_Task description_:
Copy each line below exactly and leave the pictures out.

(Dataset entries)
⁂
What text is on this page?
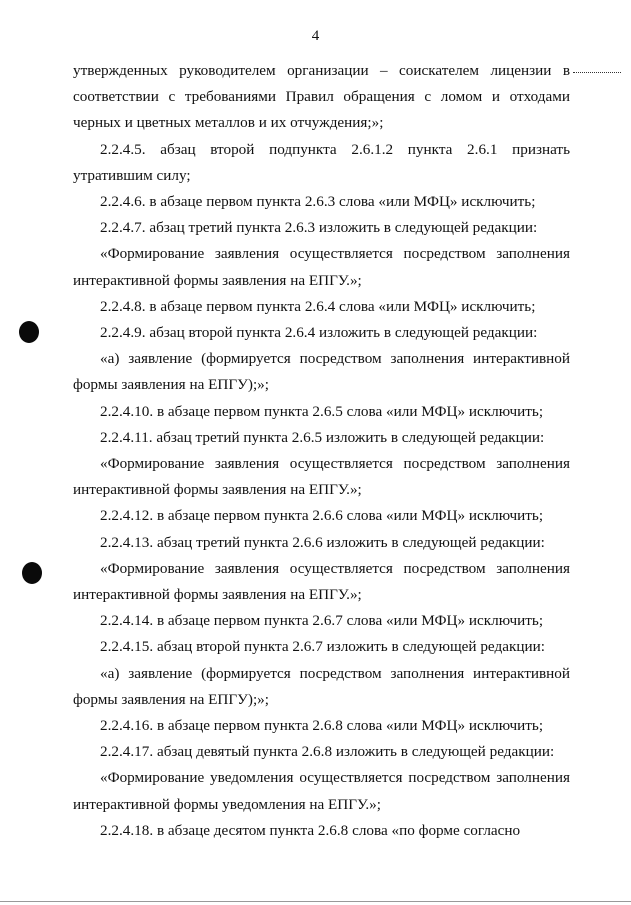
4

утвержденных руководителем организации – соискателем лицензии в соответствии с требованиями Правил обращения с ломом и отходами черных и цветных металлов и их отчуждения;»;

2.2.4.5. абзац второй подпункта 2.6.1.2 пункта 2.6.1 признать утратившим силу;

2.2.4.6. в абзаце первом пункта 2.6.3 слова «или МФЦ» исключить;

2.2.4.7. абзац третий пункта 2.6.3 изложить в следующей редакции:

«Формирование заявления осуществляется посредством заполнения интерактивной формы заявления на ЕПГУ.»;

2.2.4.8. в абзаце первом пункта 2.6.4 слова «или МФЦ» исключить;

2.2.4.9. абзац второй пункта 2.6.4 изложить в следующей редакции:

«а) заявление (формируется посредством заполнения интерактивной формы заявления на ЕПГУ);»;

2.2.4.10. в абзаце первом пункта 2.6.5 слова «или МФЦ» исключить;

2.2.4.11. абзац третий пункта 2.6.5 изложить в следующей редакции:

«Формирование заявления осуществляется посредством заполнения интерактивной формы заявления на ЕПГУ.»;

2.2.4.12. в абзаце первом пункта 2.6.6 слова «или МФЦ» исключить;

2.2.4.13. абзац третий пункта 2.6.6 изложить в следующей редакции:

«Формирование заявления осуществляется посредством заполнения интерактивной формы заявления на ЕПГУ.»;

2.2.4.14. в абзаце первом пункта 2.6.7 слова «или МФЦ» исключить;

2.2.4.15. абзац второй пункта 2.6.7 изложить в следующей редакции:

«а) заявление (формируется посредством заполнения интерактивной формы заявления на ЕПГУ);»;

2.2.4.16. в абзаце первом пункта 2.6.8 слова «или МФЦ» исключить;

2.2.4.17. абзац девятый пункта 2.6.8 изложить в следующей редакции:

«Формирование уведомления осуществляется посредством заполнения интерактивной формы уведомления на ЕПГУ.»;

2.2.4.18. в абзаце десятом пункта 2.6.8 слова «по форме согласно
⁂
_In response_:
What text is on this page?
4

утвержденных руководителем организации – соискателем лицензии в соответствии с требованиями Правил обращения с ломом и отходами черных и цветных металлов и их отчуждения;»;

2.2.4.5. абзац второй подпункта 2.6.1.2 пункта 2.6.1 признать утратившим силу;

2.2.4.6. в абзаце первом пункта 2.6.3 слова «или МФЦ» исключить;

2.2.4.7. абзац третий пункта 2.6.3 изложить в следующей редакции:

«Формирование заявления осуществляется посредством заполнения интерактивной формы заявления на ЕПГУ.»;

2.2.4.8. в абзаце первом пункта 2.6.4 слова «или МФЦ» исключить;

2.2.4.9. абзац второй пункта 2.6.4 изложить в следующей редакции:

«а) заявление (формируется посредством заполнения интерактивной формы заявления на ЕПГУ);»;

2.2.4.10. в абзаце первом пункта 2.6.5 слова «или МФЦ» исключить;

2.2.4.11. абзац третий пункта 2.6.5 изложить в следующей редакции:

«Формирование заявления осуществляется посредством заполнения интерактивной формы заявления на ЕПГУ.»;

2.2.4.12. в абзаце первом пункта 2.6.6 слова «или МФЦ» исключить;

2.2.4.13. абзац третий пункта 2.6.6 изложить в следующей редакции:

«Формирование заявления осуществляется посредством заполнения интерактивной формы заявления на ЕПГУ.»;

2.2.4.14. в абзаце первом пункта 2.6.7 слова «или МФЦ» исключить;

2.2.4.15. абзац второй пункта 2.6.7 изложить в следующей редакции:

«а) заявление (формируется посредством заполнения интерактивной формы заявления на ЕПГУ);»;

2.2.4.16. в абзаце первом пункта 2.6.8 слова «или МФЦ» исключить;

2.2.4.17. абзац девятый пункта 2.6.8 изложить в следующей редакции:

«Формирование уведомления осуществляется посредством заполнения интерактивной формы уведомления на ЕПГУ.»;

2.2.4.18. в абзаце десятом пункта 2.6.8 слова «по форме согласно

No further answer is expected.